§ **What is expected**
Copy each line below without leaving any out.
-- start of Data for this exercise --
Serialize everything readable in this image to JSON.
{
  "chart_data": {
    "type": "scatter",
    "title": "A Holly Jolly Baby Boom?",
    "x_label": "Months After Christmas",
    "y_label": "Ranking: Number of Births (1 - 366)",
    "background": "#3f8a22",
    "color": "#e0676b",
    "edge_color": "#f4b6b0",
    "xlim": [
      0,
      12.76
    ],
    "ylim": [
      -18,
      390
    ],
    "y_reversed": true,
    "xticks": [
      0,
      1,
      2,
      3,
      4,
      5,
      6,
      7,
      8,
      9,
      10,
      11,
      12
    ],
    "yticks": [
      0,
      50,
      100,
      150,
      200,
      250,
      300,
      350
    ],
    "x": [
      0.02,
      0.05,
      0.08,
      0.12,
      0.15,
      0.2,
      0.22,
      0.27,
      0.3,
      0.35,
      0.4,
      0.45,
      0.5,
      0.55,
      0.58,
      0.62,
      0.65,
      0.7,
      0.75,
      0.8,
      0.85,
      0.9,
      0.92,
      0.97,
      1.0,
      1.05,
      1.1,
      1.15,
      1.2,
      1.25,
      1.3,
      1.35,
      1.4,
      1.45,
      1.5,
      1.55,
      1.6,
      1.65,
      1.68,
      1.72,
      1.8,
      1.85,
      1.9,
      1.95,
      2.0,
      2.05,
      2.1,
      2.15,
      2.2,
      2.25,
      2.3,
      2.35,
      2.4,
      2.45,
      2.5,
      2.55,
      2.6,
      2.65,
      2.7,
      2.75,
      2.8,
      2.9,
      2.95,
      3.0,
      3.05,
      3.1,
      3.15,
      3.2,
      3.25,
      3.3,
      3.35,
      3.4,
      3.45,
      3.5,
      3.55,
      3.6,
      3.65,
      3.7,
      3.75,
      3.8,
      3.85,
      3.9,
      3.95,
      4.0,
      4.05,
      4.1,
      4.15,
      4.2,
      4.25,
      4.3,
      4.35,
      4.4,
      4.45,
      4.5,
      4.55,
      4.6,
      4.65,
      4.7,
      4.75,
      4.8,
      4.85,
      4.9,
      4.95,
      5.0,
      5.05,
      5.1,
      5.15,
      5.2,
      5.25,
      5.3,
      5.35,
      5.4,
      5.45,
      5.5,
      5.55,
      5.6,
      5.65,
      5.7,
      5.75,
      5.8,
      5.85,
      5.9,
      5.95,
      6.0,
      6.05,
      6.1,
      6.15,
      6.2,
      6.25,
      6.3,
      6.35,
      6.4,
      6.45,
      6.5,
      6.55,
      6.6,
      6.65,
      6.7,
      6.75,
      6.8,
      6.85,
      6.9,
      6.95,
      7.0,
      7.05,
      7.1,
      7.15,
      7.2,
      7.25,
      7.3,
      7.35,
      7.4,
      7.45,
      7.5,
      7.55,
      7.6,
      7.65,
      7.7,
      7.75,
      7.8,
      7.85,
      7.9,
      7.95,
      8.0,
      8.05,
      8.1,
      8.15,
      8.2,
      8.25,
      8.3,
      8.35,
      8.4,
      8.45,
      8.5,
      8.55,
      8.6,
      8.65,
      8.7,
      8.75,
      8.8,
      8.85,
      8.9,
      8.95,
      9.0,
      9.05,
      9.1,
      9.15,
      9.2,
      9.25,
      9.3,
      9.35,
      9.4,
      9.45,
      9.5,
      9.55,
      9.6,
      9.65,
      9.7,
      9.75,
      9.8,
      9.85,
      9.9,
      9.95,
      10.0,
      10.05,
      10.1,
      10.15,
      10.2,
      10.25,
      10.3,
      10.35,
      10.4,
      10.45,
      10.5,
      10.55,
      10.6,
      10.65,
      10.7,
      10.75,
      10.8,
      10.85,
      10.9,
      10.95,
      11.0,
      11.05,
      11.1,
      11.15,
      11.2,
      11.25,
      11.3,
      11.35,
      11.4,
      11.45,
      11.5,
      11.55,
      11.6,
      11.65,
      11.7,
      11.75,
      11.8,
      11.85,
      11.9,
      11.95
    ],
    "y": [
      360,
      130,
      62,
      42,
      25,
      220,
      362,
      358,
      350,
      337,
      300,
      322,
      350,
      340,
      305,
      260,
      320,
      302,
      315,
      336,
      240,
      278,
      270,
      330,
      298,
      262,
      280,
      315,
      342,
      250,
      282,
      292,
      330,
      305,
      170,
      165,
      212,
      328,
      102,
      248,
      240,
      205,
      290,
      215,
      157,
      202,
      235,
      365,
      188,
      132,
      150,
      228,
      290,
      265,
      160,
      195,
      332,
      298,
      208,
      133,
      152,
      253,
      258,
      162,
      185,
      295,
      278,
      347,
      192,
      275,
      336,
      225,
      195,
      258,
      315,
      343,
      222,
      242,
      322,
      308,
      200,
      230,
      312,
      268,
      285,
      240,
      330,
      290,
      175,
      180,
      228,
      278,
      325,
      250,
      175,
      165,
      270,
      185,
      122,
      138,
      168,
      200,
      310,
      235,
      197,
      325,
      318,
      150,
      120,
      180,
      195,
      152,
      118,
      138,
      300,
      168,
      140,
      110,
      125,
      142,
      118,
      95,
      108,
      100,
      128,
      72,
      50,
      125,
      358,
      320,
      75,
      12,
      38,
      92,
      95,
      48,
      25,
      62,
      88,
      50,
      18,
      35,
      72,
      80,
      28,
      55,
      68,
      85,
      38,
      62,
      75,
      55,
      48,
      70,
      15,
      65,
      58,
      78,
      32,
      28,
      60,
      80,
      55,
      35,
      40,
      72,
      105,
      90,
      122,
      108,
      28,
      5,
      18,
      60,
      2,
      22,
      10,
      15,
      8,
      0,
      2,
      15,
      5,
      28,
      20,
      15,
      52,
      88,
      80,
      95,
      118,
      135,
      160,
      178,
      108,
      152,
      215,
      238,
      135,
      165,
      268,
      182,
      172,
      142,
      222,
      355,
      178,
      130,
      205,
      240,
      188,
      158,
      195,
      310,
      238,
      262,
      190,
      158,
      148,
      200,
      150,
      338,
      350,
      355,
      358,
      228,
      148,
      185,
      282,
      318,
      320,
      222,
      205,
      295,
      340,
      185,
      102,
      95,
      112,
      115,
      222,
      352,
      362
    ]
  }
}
-- end of Data for this exercise --
§ **Response below**
Serialize everything readable in this image to JSON.
{
  "chart_data": {
    "type": "scatter",
    "title": "A Holly Jolly Baby Boom?",
    "x_label": "Months After Christmas",
    "y_label": "Ranking: Number of Births (1 - 366)",
    "background": "#3f8a22",
    "color": "#e0676b",
    "edge_color": "#f4b6b0",
    "xlim": [
      0,
      12.76
    ],
    "ylim": [
      -18,
      390
    ],
    "y_reversed": true,
    "xticks": [
      0,
      1,
      2,
      3,
      4,
      5,
      6,
      7,
      8,
      9,
      10,
      11,
      12
    ],
    "yticks": [
      0,
      50,
      100,
      150,
      200,
      250,
      300,
      350
    ],
    "x": [
      0.02,
      0.05,
      0.08,
      0.12,
      0.15,
      0.2,
      0.22,
      0.27,
      0.3,
      0.35,
      0.4,
      0.45,
      0.5,
      0.55,
      0.58,
      0.62,
      0.65,
      0.7,
      0.75,
      0.8,
      0.85,
      0.9,
      0.92,
      0.97,
      1.0,
      1.05,
      1.1,
      1.15,
      1.2,
      1.25,
      1.3,
      1.35,
      1.4,
      1.45,
      1.5,
      1.55,
      1.6,
      1.65,
      1.68,
      1.72,
      1.8,
      1.85,
      1.9,
      1.95,
      2.0,
      2.05,
      2.1,
      2.15,
      2.2,
      2.25,
      2.3,
      2.35,
      2.4,
      2.45,
      2.5,
      2.55,
      2.6,
      2.65,
      2.7,
      2.75,
      2.8,
      2.9,
      2.95,
      3.0,
      3.05,
      3.1,
      3.15,
      3.2,
      3.25,
      3.3,
      3.35,
      3.4,
      3.45,
      3.5,
      3.55,
      3.6,
      3.65,
      3.7,
      3.75,
      3.8,
      3.85,
      3.9,
      3.95,
      4.0,
      4.05,
      4.1,
      4.15,
      4.2,
      4.25,
      4.3,
      4.35,
      4.4,
      4.45,
      4.5,
      4.55,
      4.6,
      4.65,
      4.7,
      4.75,
      4.8,
      4.85,
      4.9,
      4.95,
      5.0,
      5.05,
      5.1,
      5.15,
      5.2,
      5.25,
      5.3,
      5.35,
      5.4,
      5.45,
      5.5,
      5.55,
      5.6,
      5.65,
      5.7,
      5.75,
      5.8,
      5.85,
      5.9,
      5.95,
      6.0,
      6.05,
      6.1,
      6.15,
      6.2,
      6.25,
      6.3,
      6.35,
      6.4,
      6.45,
      6.5,
      6.55,
      6.6,
      6.65,
      6.7,
      6.75,
      6.8,
      6.85,
      6.9,
      6.95,
      7.0,
      7.05,
      7.1,
      7.15,
      7.2,
      7.25,
      7.3,
      7.35,
      7.4,
      7.45,
      7.5,
      7.55,
      7.6,
      7.65,
      7.7,
      7.75,
      7.8,
      7.85,
      7.9,
      7.95,
      8.0,
      8.05,
      8.1,
      8.15,
      8.2,
      8.25,
      8.3,
      8.35,
      8.4,
      8.45,
      8.5,
      8.55,
      8.6,
      8.65,
      8.7,
      8.75,
      8.8,
      8.85,
      8.9,
      8.95,
      9.0,
      9.05,
      9.1,
      9.15,
      9.2,
      9.25,
      9.3,
      9.35,
      9.4,
      9.45,
      9.5,
      9.55,
      9.6,
      9.65,
      9.7,
      9.75,
      9.8,
      9.85,
      9.9,
      9.95,
      10.0,
      10.05,
      10.1,
      10.15,
      10.2,
      10.25,
      10.3,
      10.35,
      10.4,
      10.45,
      10.5,
      10.55,
      10.6,
      10.65,
      10.7,
      10.75,
      10.8,
      10.85,
      10.9,
      10.95,
      11.0,
      11.05,
      11.1,
      11.15,
      11.2,
      11.25,
      11.3,
      11.35,
      11.4,
      11.45,
      11.5,
      11.55,
      11.6,
      11.65,
      11.7,
      11.75,
      11.8,
      11.85,
      11.9,
      11.95
    ],
    "y": [
      360,
      130,
      62,
      42,
      25,
      220,
      362,
      358,
      350,
      337,
      300,
      322,
      350,
      340,
      305,
      260,
      320,
      302,
      315,
      336,
      240,
      278,
      270,
      330,
      298,
      262,
      280,
      315,
      342,
      250,
      282,
      292,
      330,
      305,
      170,
      165,
      212,
      328,
      102,
      248,
      240,
      205,
      290,
      215,
      157,
      202,
      235,
      365,
      188,
      132,
      150,
      228,
      290,
      265,
      160,
      195,
      332,
      298,
      208,
      133,
      152,
      253,
      258,
      162,
      185,
      295,
      278,
      347,
      192,
      275,
      336,
      225,
      195,
      258,
      315,
      343,
      222,
      242,
      322,
      308,
      200,
      230,
      312,
      268,
      285,
      240,
      330,
      290,
      175,
      180,
      228,
      278,
      325,
      250,
      175,
      165,
      270,
      185,
      122,
      138,
      168,
      200,
      310,
      235,
      197,
      325,
      318,
      150,
      120,
      180,
      195,
      152,
      118,
      138,
      300,
      168,
      140,
      110,
      125,
      142,
      118,
      95,
      108,
      100,
      128,
      72,
      50,
      125,
      358,
      320,
      75,
      12,
      38,
      92,
      95,
      48,
      25,
      62,
      88,
      50,
      18,
      35,
      72,
      80,
      28,
      55,
      68,
      85,
      38,
      62,
      75,
      55,
      48,
      70,
      15,
      65,
      58,
      78,
      32,
      28,
      60,
      80,
      55,
      35,
      40,
      72,
      105,
      90,
      122,
      108,
      28,
      5,
      18,
      60,
      2,
      22,
      10,
      15,
      8,
      0,
      2,
      15,
      5,
      28,
      20,
      15,
      52,
      88,
      80,
      95,
      118,
      135,
      160,
      178,
      108,
      152,
      215,
      238,
      135,
      165,
      268,
      182,
      172,
      142,
      222,
      355,
      178,
      130,
      205,
      240,
      188,
      158,
      195,
      310,
      238,
      262,
      190,
      158,
      148,
      200,
      150,
      338,
      350,
      355,
      358,
      228,
      148,
      185,
      282,
      318,
      320,
      222,
      205,
      295,
      340,
      185,
      102,
      95,
      112,
      115,
      222,
      352,
      362
    ]
  }
}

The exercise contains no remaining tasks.